Filter the lines below, copying only those with the string "Himmler".

--- BEGIN Working data ---

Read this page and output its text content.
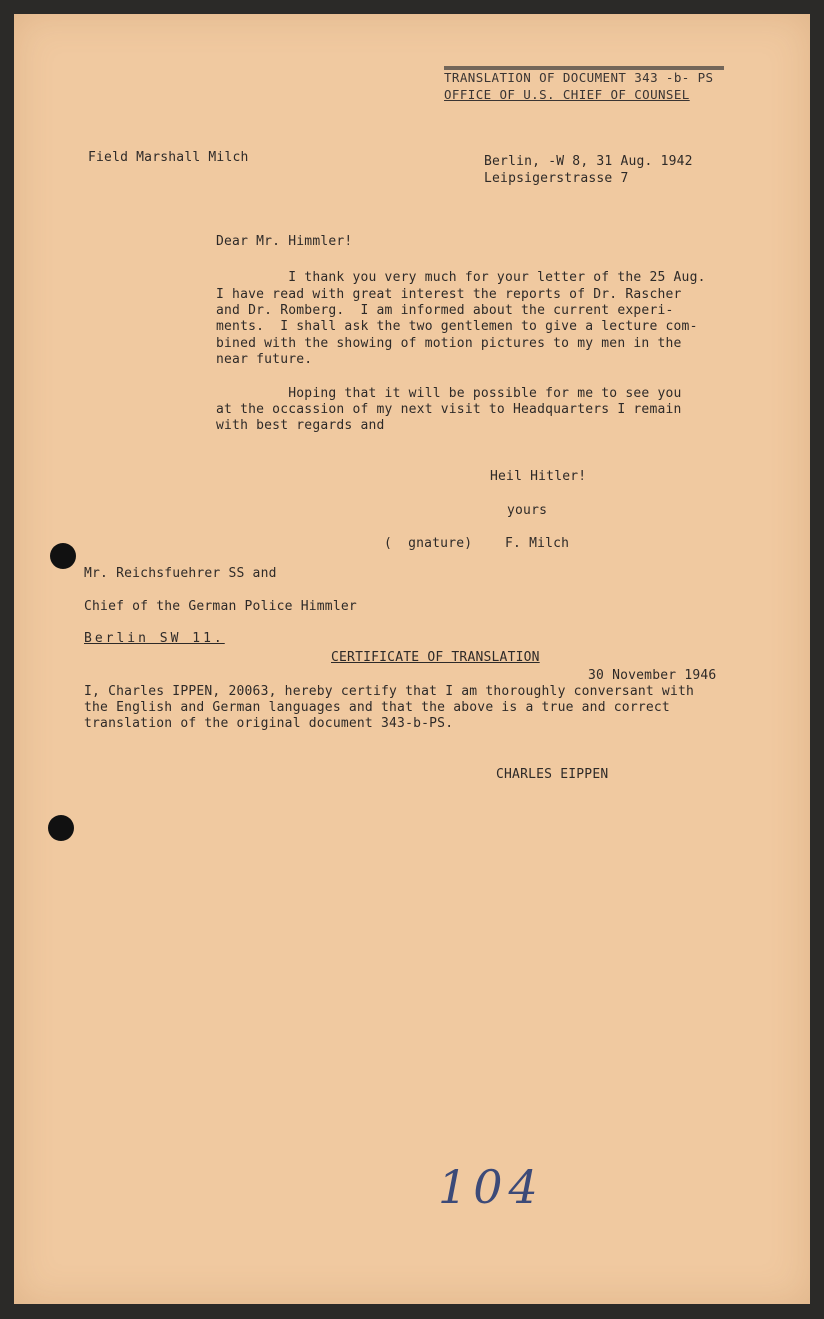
TRANSLATION OF DOCUMENT 343 -b- PS
OFFICE OF U.S. CHIEF OF COUNSEL
Field Marshall Milch	Berlin, -W 8, 31 Aug. 1942
Leipsigerstrasse 7
Dear Mr. Himmler!
I thank you very much for your letter of the 25 Aug.
I have read with great interest the reports of Dr. Rascher
and Dr. Romberg.  I am informed about the current experi-
ments.  I shall ask the two gentlemen to give a lecture com-
bined with the showing of motion pictures to my men in the
near future.
Hoping that it will be possible for me to see you
at the occassion of my next visit to Headquarters I remain
with best regards and
Heil Hitler!
yours
(  gnature)	F. Milch
Mr. Reichsfuehrer SS and
Chief of the German Police Himmler
Berlin SW 11.
CERTIFICATE OF TRANSLATION
30 November 1946
I, Charles IPPEN, 20063, hereby certify that I am thoroughly conversant with
the English and German languages and that the above is a true and correct
translation of the original document 343-b-PS.
CHARLES EIPPEN
104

--- END Working data ---

Answer =>
Dear Mr. Himmler!
Chief of the German Police Himmler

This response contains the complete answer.